What is being asked:
Copy the material below word for word, from its first line through the line containing "paragraph-17: 17. Гражданин, прошедший", including both of those lines.

## BEGIN Excerpted data

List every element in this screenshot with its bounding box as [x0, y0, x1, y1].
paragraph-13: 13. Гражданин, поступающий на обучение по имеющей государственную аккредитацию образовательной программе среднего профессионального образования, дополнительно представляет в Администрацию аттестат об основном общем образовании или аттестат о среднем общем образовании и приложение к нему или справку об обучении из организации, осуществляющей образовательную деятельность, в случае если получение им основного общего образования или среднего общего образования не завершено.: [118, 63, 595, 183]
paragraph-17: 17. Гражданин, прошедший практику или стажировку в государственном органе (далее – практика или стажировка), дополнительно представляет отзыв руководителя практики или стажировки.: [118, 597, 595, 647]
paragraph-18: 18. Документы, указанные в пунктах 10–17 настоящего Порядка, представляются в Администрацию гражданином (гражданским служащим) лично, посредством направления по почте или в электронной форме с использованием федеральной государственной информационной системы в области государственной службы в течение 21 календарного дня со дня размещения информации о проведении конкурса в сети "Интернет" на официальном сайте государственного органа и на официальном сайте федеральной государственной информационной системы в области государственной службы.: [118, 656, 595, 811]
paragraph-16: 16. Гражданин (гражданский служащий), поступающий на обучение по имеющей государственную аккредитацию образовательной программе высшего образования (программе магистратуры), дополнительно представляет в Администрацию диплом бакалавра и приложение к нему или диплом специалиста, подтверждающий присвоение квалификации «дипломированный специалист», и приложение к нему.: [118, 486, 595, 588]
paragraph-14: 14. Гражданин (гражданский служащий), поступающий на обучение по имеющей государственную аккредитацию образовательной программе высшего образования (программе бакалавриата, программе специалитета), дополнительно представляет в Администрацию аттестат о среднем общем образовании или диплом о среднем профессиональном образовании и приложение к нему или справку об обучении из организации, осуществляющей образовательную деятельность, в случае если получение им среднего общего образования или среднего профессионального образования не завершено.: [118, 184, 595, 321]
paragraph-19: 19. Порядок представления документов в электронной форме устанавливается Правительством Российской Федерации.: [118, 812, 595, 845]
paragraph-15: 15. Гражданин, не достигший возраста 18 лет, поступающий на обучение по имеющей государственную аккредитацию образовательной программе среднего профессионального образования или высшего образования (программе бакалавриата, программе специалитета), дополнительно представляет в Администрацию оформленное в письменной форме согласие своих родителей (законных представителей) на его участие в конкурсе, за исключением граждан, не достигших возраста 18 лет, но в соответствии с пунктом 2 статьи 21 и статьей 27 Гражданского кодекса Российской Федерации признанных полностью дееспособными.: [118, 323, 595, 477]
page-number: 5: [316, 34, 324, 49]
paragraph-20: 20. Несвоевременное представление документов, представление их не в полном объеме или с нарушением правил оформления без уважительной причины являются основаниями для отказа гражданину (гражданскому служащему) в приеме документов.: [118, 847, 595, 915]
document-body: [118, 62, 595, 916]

## END Excerpted data

Exercise response:
List every element in this screenshot with its bounding box as [x0, y0, x1, y1].
paragraph-13: 13. Гражданин, поступающий на обучение по имеющей государственную аккредитацию образовательной программе среднего профессионального образования, дополнительно представляет в Администрацию аттестат об основном общем образовании или аттестат о среднем общем образовании и приложение к нему или справку об обучении из организации, осуществляющей образовательную деятельность, в случае если получение им основного общего образования или среднего общего образования не завершено.: [118, 63, 595, 183]
paragraph-17: 17. Гражданин, прошедший практику или стажировку в государственном органе (далее – практика или стажировка), дополнительно представляет отзыв руководителя практики или стажировки.: [118, 597, 595, 647]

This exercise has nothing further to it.